══ Data shown ══

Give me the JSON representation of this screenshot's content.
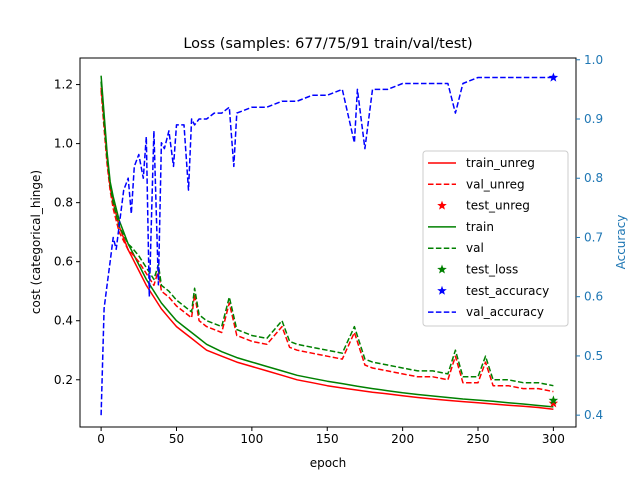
{
  "chart_data": {
    "type": "line",
    "title": "Loss (samples: 677/75/91 train/val/test)",
    "xlabel": "epoch",
    "ylabel": "cost (categorical_hinge)",
    "y2label": "Accuracy",
    "xlim": [
      -14,
      315
    ],
    "ylim": [
      0.04,
      1.29
    ],
    "y2lim": [
      0.38,
      1.003
    ],
    "xticks": [
      0,
      50,
      100,
      150,
      200,
      250,
      300
    ],
    "yticks": [
      0.2,
      0.4,
      0.6,
      0.8,
      1.0,
      1.2
    ],
    "yticklabels": [
      "0.2",
      "0.4",
      "0.6",
      "0.8",
      "1.0",
      "1.2"
    ],
    "y2ticks": [
      0.4,
      0.5,
      0.6,
      0.7,
      0.8,
      0.9,
      1.0
    ],
    "y2ticklabels": [
      "0.4",
      "0.5",
      "0.6",
      "0.7",
      "0.8",
      "0.9",
      "1.0"
    ],
    "grid": false,
    "legend_position": "center-right",
    "colors": {
      "red": "#ff0000",
      "green": "#008000",
      "blue": "#0000ff",
      "axis2": "#1f77b4"
    },
    "legend": [
      {
        "label": "train_unreg",
        "color": "#ff0000",
        "style": "solid"
      },
      {
        "label": "val_unreg",
        "color": "#ff0000",
        "style": "dashed"
      },
      {
        "label": "test_unreg",
        "color": "#ff0000",
        "style": "star"
      },
      {
        "label": "train",
        "color": "#008000",
        "style": "solid"
      },
      {
        "label": "val",
        "color": "#008000",
        "style": "dashed"
      },
      {
        "label": "test_loss",
        "color": "#008000",
        "style": "star"
      },
      {
        "label": "test_accuracy",
        "color": "#0000ff",
        "style": "star"
      },
      {
        "label": "val_accuracy",
        "color": "#0000ff",
        "style": "dashed"
      }
    ],
    "series": [
      {
        "name": "train_unreg",
        "axis": "left",
        "color": "#ff0000",
        "style": "solid",
        "x": [
          0,
          2,
          4,
          6,
          8,
          10,
          12,
          15,
          18,
          20,
          25,
          30,
          35,
          40,
          45,
          50,
          55,
          60,
          65,
          70,
          80,
          90,
          100,
          110,
          120,
          130,
          140,
          150,
          160,
          170,
          180,
          190,
          200,
          210,
          220,
          230,
          240,
          250,
          260,
          270,
          280,
          290,
          300
        ],
        "y": [
          1.19,
          1.08,
          0.95,
          0.85,
          0.8,
          0.76,
          0.72,
          0.68,
          0.64,
          0.62,
          0.57,
          0.52,
          0.48,
          0.44,
          0.41,
          0.38,
          0.36,
          0.34,
          0.32,
          0.3,
          0.28,
          0.26,
          0.245,
          0.23,
          0.215,
          0.2,
          0.19,
          0.18,
          0.172,
          0.165,
          0.158,
          0.152,
          0.146,
          0.14,
          0.135,
          0.13,
          0.126,
          0.122,
          0.118,
          0.114,
          0.11,
          0.106,
          0.1
        ]
      },
      {
        "name": "train",
        "axis": "left",
        "color": "#008000",
        "style": "solid",
        "x": [
          0,
          2,
          4,
          6,
          8,
          10,
          12,
          15,
          18,
          20,
          25,
          30,
          35,
          40,
          45,
          50,
          55,
          60,
          65,
          70,
          80,
          90,
          100,
          110,
          120,
          130,
          140,
          150,
          160,
          170,
          180,
          190,
          200,
          210,
          220,
          230,
          240,
          250,
          260,
          270,
          280,
          290,
          300
        ],
        "y": [
          1.23,
          1.1,
          0.97,
          0.87,
          0.82,
          0.78,
          0.74,
          0.7,
          0.66,
          0.64,
          0.59,
          0.54,
          0.5,
          0.46,
          0.43,
          0.4,
          0.38,
          0.36,
          0.34,
          0.32,
          0.295,
          0.275,
          0.26,
          0.245,
          0.23,
          0.215,
          0.205,
          0.195,
          0.187,
          0.178,
          0.17,
          0.163,
          0.156,
          0.15,
          0.145,
          0.14,
          0.135,
          0.131,
          0.127,
          0.122,
          0.118,
          0.113,
          0.108
        ]
      },
      {
        "name": "val_unreg",
        "axis": "left",
        "color": "#ff0000",
        "style": "dashed",
        "x": [
          0,
          2,
          4,
          6,
          8,
          10,
          12,
          15,
          18,
          20,
          25,
          30,
          35,
          38,
          40,
          45,
          50,
          55,
          60,
          62,
          65,
          70,
          80,
          85,
          90,
          100,
          110,
          120,
          125,
          130,
          140,
          150,
          160,
          168,
          175,
          180,
          190,
          200,
          210,
          220,
          230,
          235,
          240,
          250,
          255,
          260,
          270,
          280,
          290,
          300
        ],
        "y": [
          1.18,
          1.05,
          0.93,
          0.84,
          0.78,
          0.74,
          0.7,
          0.67,
          0.64,
          0.63,
          0.6,
          0.56,
          0.52,
          0.57,
          0.5,
          0.48,
          0.45,
          0.43,
          0.41,
          0.49,
          0.4,
          0.38,
          0.36,
          0.46,
          0.35,
          0.33,
          0.32,
          0.38,
          0.31,
          0.3,
          0.29,
          0.28,
          0.27,
          0.36,
          0.25,
          0.24,
          0.23,
          0.22,
          0.21,
          0.21,
          0.2,
          0.28,
          0.19,
          0.19,
          0.26,
          0.18,
          0.18,
          0.17,
          0.17,
          0.16
        ]
      },
      {
        "name": "val",
        "axis": "left",
        "color": "#008000",
        "style": "dashed",
        "x": [
          0,
          2,
          4,
          6,
          8,
          10,
          12,
          15,
          18,
          20,
          25,
          30,
          35,
          38,
          40,
          45,
          50,
          55,
          60,
          62,
          65,
          70,
          80,
          85,
          90,
          100,
          110,
          120,
          125,
          130,
          140,
          150,
          160,
          168,
          175,
          180,
          190,
          200,
          210,
          220,
          230,
          235,
          240,
          250,
          255,
          260,
          270,
          280,
          290,
          300
        ],
        "y": [
          1.21,
          1.07,
          0.95,
          0.86,
          0.8,
          0.76,
          0.72,
          0.69,
          0.66,
          0.65,
          0.62,
          0.58,
          0.54,
          0.59,
          0.52,
          0.5,
          0.47,
          0.45,
          0.43,
          0.51,
          0.42,
          0.4,
          0.38,
          0.48,
          0.37,
          0.35,
          0.34,
          0.4,
          0.33,
          0.32,
          0.31,
          0.3,
          0.29,
          0.38,
          0.27,
          0.26,
          0.25,
          0.24,
          0.23,
          0.23,
          0.22,
          0.3,
          0.21,
          0.21,
          0.28,
          0.2,
          0.2,
          0.19,
          0.19,
          0.18
        ]
      },
      {
        "name": "val_accuracy",
        "axis": "right",
        "color": "#0000ff",
        "style": "dashed",
        "x": [
          0,
          2,
          4,
          6,
          8,
          10,
          12,
          15,
          18,
          20,
          22,
          25,
          28,
          30,
          32,
          35,
          38,
          40,
          42,
          45,
          48,
          50,
          55,
          58,
          60,
          62,
          65,
          70,
          75,
          80,
          85,
          88,
          90,
          100,
          110,
          120,
          130,
          140,
          150,
          160,
          168,
          170,
          175,
          180,
          190,
          200,
          210,
          220,
          230,
          235,
          240,
          250,
          260,
          270,
          280,
          290,
          300
        ],
        "y": [
          0.4,
          0.58,
          0.62,
          0.66,
          0.7,
          0.68,
          0.72,
          0.78,
          0.8,
          0.74,
          0.82,
          0.84,
          0.8,
          0.87,
          0.6,
          0.88,
          0.62,
          0.86,
          0.85,
          0.88,
          0.82,
          0.89,
          0.89,
          0.78,
          0.9,
          0.89,
          0.9,
          0.9,
          0.91,
          0.91,
          0.92,
          0.82,
          0.91,
          0.92,
          0.92,
          0.93,
          0.93,
          0.94,
          0.94,
          0.95,
          0.86,
          0.95,
          0.85,
          0.95,
          0.95,
          0.96,
          0.96,
          0.96,
          0.96,
          0.91,
          0.96,
          0.97,
          0.97,
          0.97,
          0.97,
          0.97,
          0.97
        ]
      }
    ],
    "points": [
      {
        "name": "test_unreg",
        "axis": "left",
        "x": 300,
        "y": 0.12,
        "color": "#ff0000"
      },
      {
        "name": "test_loss",
        "axis": "left",
        "x": 300,
        "y": 0.13,
        "color": "#008000"
      },
      {
        "name": "test_accuracy",
        "axis": "right",
        "x": 300,
        "y": 0.97,
        "color": "#0000ff"
      }
    ]
  }
}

═══

§ Task details
Pick out and copy every line that contains the word "name".

§ Result of the task
        "name": "train_unreg",
        "name": "train",
        "name": "val_unreg",
        "name": "val",
        "name": "val_accuracy",
        "name": "test_unreg",
        "name": "test_loss",
        "name": "test_accuracy",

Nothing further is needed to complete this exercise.